--- begin ---
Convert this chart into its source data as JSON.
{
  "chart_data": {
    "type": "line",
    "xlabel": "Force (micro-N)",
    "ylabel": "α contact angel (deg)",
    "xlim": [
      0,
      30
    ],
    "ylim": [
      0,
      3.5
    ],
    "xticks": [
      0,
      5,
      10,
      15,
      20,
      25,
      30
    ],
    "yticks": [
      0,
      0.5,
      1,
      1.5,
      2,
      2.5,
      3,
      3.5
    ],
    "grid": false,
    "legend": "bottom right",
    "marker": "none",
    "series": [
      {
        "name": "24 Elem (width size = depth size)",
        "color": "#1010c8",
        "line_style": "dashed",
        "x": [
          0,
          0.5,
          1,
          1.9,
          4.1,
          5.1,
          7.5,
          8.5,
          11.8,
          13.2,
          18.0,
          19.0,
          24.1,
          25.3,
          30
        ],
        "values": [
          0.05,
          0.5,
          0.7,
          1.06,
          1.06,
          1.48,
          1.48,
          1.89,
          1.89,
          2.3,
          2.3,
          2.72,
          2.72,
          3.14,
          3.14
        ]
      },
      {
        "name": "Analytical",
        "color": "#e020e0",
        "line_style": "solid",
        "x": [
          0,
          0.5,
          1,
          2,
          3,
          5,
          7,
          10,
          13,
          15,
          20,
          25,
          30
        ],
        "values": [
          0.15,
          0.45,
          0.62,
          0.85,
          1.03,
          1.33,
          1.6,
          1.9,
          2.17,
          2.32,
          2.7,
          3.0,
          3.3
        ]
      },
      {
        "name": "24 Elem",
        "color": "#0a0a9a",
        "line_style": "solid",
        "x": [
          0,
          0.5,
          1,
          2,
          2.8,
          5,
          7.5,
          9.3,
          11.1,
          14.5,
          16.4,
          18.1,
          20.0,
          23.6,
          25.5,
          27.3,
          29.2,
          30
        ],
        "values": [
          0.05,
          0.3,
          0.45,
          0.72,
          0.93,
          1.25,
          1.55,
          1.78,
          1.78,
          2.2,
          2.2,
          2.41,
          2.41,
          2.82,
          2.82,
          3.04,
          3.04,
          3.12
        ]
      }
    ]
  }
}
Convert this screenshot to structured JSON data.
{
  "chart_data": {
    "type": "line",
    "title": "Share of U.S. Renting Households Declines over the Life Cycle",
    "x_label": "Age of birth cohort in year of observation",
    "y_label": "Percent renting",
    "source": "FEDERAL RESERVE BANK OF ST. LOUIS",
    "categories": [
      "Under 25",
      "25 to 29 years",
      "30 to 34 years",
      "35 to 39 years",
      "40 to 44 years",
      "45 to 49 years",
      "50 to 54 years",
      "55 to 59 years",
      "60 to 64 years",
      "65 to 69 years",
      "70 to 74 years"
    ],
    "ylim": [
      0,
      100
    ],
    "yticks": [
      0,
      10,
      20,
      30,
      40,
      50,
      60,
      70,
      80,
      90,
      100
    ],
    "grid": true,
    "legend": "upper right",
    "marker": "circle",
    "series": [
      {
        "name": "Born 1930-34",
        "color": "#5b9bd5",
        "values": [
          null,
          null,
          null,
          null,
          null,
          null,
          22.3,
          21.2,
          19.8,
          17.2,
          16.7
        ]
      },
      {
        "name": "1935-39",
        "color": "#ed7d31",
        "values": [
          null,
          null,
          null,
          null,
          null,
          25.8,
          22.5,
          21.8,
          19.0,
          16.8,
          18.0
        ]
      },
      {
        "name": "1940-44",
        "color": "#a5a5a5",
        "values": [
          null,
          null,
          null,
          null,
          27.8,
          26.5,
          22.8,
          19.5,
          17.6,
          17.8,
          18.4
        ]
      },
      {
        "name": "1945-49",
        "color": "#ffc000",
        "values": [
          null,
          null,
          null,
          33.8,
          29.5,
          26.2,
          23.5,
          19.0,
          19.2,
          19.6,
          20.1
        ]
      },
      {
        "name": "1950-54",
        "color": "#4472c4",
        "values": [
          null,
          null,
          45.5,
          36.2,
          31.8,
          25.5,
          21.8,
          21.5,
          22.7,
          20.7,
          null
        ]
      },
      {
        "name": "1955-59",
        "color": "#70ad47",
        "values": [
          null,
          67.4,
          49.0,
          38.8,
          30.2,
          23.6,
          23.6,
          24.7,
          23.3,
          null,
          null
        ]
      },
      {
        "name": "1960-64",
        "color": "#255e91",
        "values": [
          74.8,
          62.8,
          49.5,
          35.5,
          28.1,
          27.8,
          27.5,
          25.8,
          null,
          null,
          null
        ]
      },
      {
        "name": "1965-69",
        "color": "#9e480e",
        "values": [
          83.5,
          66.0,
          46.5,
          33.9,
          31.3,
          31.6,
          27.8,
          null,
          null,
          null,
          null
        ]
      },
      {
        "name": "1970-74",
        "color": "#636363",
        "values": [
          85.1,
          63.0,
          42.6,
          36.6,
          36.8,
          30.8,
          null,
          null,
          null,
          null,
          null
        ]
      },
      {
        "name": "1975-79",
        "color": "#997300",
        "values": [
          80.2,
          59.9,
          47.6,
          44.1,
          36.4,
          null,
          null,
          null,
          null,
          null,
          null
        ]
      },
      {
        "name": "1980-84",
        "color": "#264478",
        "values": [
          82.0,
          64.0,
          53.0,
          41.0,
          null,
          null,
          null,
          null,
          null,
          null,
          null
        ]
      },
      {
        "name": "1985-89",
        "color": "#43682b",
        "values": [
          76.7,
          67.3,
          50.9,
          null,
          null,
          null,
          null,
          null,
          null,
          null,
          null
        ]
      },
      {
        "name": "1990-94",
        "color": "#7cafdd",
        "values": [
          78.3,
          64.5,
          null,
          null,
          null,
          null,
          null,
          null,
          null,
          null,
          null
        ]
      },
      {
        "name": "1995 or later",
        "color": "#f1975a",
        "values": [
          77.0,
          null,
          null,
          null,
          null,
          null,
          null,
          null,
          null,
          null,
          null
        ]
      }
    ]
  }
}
--- end ---
→ **EXERCISE TASK**
From the entries above, select each line containing the string "JSON".

→ **SOLUTION TO THE PROBLEM**
Convert this chart into its source data as JSON.
Convert this screenshot to structured JSON data.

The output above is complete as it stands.